> _The problem_
Repeat the listing exactly as given, omitting every image.

[Start of Data shown]

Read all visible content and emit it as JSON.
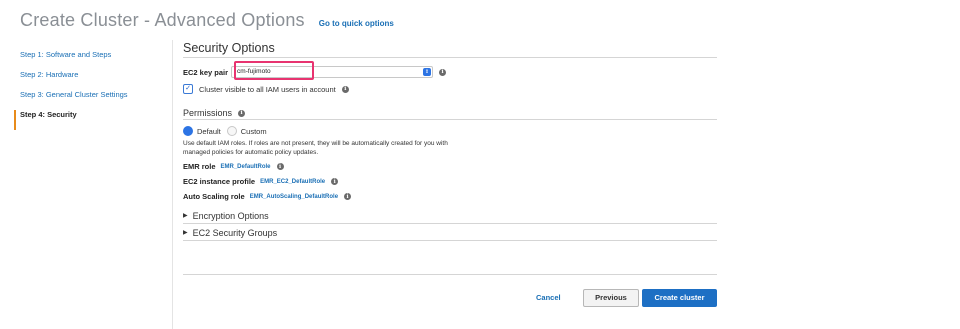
{
  "header": {
    "title": "Create Cluster - Advanced Options",
    "quick_link": "Go to quick options"
  },
  "steps": [
    {
      "label": "Step 1: Software and Steps"
    },
    {
      "label": "Step 2: Hardware"
    },
    {
      "label": "Step 3: General Cluster Settings"
    },
    {
      "label": "Step 4: Security",
      "active": true
    }
  ],
  "security": {
    "title": "Security Options",
    "key_pair_label": "EC2 key pair",
    "key_pair_value": "cm-fujimoto",
    "visible_label": "Cluster visible to all IAM users in account",
    "visible_checked": true
  },
  "permissions": {
    "title": "Permissions",
    "default_label": "Default",
    "custom_label": "Custom",
    "description": "Use default IAM roles. If roles are not present, they will be automatically created for you with managed policies for automatic policy updates.",
    "emr_role_label": "EMR role",
    "emr_role_value": "EMR_DefaultRole",
    "ec2_profile_label": "EC2 instance profile",
    "ec2_profile_value": "EMR_EC2_DefaultRole",
    "autoscaling_label": "Auto Scaling role",
    "autoscaling_value": "EMR_AutoScaling_DefaultRole"
  },
  "expanders": {
    "encryption": "Encryption Options",
    "security_groups": "EC2 Security Groups"
  },
  "footer": {
    "cancel": "Cancel",
    "previous": "Previous",
    "create": "Create cluster"
  },
  "icons": {
    "info": "info-icon",
    "dropdown": "dropdown-arrow-icon",
    "check": "checkmark-icon",
    "expand": "triangle-right-icon"
  },
  "colors": {
    "link": "#1a6fb5",
    "primary_button": "#1d6fc4",
    "highlight": "#e83370",
    "active_step_marker": "#e88b1b"
  }
}
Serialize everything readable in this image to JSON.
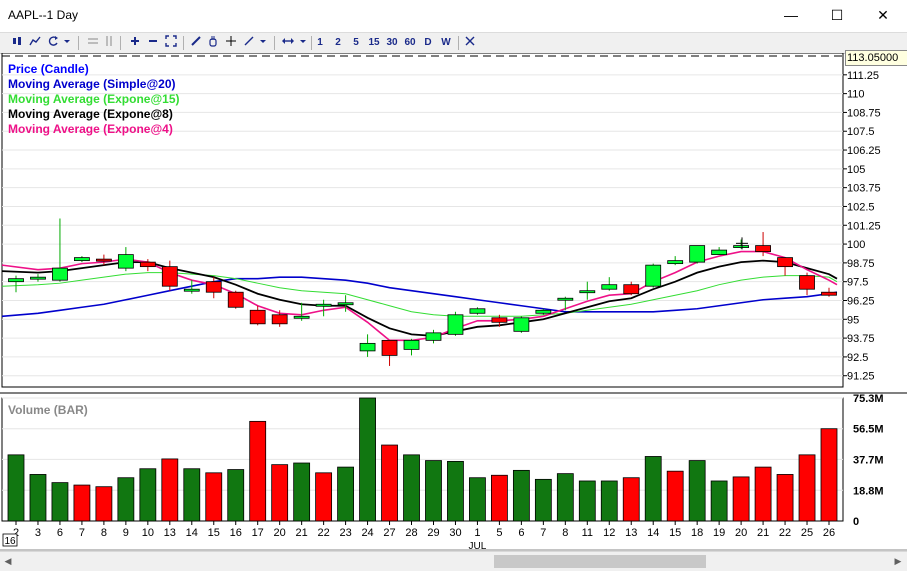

[End of Data shown]

> _Right answer_
Read all visible content and emit it as JSON.
{
  "header": {
    "title": "Create Cluster - Advanced Options",
    "quick_link": "Go to quick options"
  },
  "steps": [
    {
      "label": "Step 1: Software and Steps"
    },
    {
      "label": "Step 2: Hardware"
    },
    {
      "label": "Step 3: General Cluster Settings"
    },
    {
      "label": "Step 4: Security",
      "active": true
    }
  ],
  "security": {
    "title": "Security Options",
    "key_pair_label": "EC2 key pair",
    "key_pair_value": "cm-fujimoto",
    "visible_label": "Cluster visible to all IAM users in account",
    "visible_checked": true
  },
  "permissions": {
    "title": "Permissions",
    "default_label": "Default",
    "custom_label": "Custom",
    "description": "Use default IAM roles. If roles are not present, they will be automatically created for you with managed policies for automatic policy updates.",
    "emr_role_label": "EMR role",
    "emr_role_value": "EMR_DefaultRole",
    "ec2_profile_label": "EC2 instance profile",
    "ec2_profile_value": "EMR_EC2_DefaultRole",
    "autoscaling_label": "Auto Scaling role",
    "autoscaling_value": "EMR_AutoScaling_DefaultRole"
  },
  "expanders": {
    "encryption": "Encryption Options",
    "security_groups": "EC2 Security Groups"
  },
  "footer": {
    "cancel": "Cancel",
    "previous": "Previous",
    "create": "Create cluster"
  },
  "icons": {
    "info": "info-icon",
    "dropdown": "dropdown-arrow-icon",
    "check": "checkmark-icon",
    "expand": "triangle-right-icon"
  },
  "colors": {
    "link": "#1a6fb5",
    "primary_button": "#1d6fc4",
    "highlight": "#e83370",
    "active_step_marker": "#e88b1b"
  }
}
Serialize everything readable in this image to JSON.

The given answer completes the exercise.